Given exercise:
Select all lines in the records that include "żarówek".

* start Recorded information *

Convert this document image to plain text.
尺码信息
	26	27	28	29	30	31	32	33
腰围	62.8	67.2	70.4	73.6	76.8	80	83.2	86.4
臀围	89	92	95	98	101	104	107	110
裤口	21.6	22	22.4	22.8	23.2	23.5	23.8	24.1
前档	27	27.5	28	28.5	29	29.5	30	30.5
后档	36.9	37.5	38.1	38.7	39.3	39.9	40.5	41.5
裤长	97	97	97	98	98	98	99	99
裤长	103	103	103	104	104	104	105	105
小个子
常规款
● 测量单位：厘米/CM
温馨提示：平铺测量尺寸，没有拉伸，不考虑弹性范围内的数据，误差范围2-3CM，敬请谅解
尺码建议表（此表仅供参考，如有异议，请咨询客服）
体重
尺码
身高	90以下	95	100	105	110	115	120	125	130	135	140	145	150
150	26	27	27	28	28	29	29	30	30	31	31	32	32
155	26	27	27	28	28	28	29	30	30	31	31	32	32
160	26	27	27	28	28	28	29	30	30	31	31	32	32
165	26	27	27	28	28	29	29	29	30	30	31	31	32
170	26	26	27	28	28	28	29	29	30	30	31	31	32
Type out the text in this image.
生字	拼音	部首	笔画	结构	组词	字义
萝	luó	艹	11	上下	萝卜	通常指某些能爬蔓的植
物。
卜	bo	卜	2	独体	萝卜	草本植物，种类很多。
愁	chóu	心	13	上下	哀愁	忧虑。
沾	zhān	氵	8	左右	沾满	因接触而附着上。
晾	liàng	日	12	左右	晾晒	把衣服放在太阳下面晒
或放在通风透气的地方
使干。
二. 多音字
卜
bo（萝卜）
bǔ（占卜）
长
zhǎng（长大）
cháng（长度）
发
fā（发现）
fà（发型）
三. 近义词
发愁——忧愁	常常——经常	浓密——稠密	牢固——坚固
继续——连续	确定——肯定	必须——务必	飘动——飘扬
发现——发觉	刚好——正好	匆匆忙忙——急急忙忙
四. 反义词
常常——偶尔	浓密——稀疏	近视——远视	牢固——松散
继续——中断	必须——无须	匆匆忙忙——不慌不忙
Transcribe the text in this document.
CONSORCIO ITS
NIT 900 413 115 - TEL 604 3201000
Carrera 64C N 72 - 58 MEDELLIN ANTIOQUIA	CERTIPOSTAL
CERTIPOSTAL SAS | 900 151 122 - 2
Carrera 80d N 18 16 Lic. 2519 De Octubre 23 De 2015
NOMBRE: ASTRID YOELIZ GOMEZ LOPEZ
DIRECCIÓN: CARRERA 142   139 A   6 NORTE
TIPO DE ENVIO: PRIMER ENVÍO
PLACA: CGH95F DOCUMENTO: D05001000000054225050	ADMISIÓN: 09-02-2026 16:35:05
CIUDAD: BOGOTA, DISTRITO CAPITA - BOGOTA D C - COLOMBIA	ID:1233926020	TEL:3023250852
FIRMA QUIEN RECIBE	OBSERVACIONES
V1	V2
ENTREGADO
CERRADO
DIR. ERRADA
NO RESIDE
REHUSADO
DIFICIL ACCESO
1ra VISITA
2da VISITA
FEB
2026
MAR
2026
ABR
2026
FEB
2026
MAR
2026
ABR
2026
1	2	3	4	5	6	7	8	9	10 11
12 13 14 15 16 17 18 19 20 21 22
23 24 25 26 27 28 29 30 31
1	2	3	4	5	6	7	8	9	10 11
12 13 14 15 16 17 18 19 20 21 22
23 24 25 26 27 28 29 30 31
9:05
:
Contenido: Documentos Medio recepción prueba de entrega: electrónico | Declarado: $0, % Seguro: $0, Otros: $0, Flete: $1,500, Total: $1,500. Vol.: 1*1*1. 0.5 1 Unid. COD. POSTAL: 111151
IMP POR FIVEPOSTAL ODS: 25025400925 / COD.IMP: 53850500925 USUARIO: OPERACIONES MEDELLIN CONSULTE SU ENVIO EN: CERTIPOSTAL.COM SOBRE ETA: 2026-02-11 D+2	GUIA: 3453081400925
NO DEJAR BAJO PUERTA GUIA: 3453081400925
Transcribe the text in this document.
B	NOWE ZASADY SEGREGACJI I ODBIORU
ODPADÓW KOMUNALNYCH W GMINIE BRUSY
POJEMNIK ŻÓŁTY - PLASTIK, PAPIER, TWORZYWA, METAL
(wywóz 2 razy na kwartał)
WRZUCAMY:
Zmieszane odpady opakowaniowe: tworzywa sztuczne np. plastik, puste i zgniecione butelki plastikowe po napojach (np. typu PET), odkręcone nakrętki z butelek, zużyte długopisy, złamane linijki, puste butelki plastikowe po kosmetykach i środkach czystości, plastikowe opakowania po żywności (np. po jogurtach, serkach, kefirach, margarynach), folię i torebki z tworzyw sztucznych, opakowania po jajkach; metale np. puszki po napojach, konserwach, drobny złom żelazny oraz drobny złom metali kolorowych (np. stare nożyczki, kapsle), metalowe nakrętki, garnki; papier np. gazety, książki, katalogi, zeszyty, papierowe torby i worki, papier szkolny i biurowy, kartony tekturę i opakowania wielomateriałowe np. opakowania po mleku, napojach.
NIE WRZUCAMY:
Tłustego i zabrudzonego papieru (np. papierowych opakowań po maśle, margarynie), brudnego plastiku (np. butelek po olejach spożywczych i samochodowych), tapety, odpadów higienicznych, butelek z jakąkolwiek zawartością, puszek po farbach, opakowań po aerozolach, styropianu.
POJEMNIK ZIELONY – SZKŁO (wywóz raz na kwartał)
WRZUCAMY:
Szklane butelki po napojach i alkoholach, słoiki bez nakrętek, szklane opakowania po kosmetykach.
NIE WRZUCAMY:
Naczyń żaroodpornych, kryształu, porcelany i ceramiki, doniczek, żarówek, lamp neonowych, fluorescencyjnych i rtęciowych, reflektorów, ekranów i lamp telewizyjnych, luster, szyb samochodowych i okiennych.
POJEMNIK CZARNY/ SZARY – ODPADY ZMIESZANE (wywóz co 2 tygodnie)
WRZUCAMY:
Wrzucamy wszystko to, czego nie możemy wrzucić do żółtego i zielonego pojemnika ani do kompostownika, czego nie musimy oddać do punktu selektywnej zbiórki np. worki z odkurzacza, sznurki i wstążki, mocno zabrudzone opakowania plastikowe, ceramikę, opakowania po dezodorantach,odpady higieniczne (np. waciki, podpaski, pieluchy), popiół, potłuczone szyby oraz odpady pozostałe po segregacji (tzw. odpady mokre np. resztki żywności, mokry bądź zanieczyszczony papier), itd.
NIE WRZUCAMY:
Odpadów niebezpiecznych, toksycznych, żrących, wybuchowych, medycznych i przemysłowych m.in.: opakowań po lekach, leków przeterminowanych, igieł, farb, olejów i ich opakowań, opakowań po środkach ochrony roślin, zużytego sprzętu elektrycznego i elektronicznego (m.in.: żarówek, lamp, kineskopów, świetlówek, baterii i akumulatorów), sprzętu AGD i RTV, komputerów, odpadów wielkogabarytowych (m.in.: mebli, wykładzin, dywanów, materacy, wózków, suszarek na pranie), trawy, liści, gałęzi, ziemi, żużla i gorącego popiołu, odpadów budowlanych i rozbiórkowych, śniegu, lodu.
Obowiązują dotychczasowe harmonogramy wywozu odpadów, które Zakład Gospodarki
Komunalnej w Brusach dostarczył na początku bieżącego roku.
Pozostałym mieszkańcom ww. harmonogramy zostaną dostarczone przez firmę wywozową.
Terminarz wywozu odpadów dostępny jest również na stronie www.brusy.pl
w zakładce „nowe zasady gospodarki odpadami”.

* end Recorded information *

Solution to the exercise:
Naczyń żaroodpornych, kryształu, porcelany i ceramiki, doniczek, żarówek, lamp neonowych, fluorescencyjnych i rtęciowych, reflektorów, ekranów i lamp telewizyjnych, luster, szyb samochodowych i okiennych.
Odpadów niebezpiecznych, toksycznych, żrących, wybuchowych, medycznych i przemysłowych m.in.: opakowań po lekach, leków przeterminowanych, igieł, farb, olejów i ich opakowań, opakowań po środkach ochrony roślin, zużytego sprzętu elektrycznego i elektronicznego (m.in.: żarówek, lamp, kineskopów, świetlówek, baterii i akumulatorów), sprzętu AGD i RTV, komputerów, odpadów wielkogabarytowych (m.in.: mebli, wykładzin, dywanów, materacy, wózków, suszarek na pranie), trawy, liści, gałęzi, ziemi, żużla i gorącego popiołu, odpadów budowlanych i rozbiórkowych, śniegu, lodu.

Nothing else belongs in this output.